### What is being asked
Review the lines that follow and copy each one that contains the word "Design".

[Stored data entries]
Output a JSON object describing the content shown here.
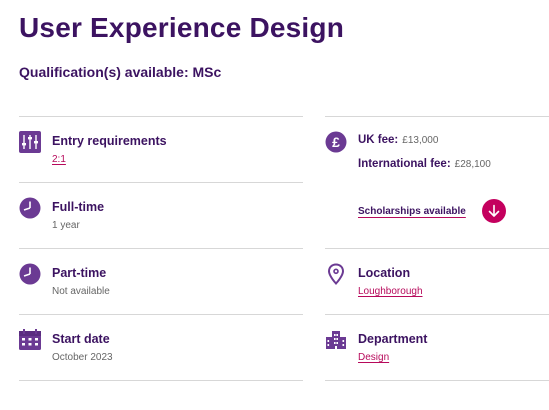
{
  "title": "User Experience Design",
  "subtitle": "Qualification(s) available: MSc",
  "colors": {
    "brand_purple": "#3c1361",
    "icon_purple": "#6b3a93",
    "link_pink": "#b7095b",
    "button_pink": "#c4005e",
    "muted_text": "#666666",
    "divider": "#d7d7d7"
  },
  "left": {
    "entry": {
      "label": "Entry requirements",
      "value": "2:1",
      "icon": "sliders-icon"
    },
    "fulltime": {
      "label": "Full-time",
      "value": "1 year",
      "icon": "clock-icon"
    },
    "parttime": {
      "label": "Part-time",
      "value": "Not available",
      "icon": "clock-icon"
    },
    "start": {
      "label": "Start date",
      "value": "October 2023",
      "icon": "calendar-icon"
    }
  },
  "right": {
    "fees": {
      "icon": "pound-icon",
      "uk_label": "UK fee:",
      "uk_value": "£13,000",
      "intl_label": "International fee:",
      "intl_value": "£28,100"
    },
    "scholarships": {
      "label": "Scholarships available",
      "icon": "arrow-down-icon"
    },
    "location": {
      "label": "Location",
      "value": "Loughborough",
      "icon": "location-pin-icon"
    },
    "department": {
      "label": "Department",
      "value": "Design",
      "icon": "building-icon"
    }
  }
}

### Solution below
  "title": "User Experience Design",
      "value": "Design",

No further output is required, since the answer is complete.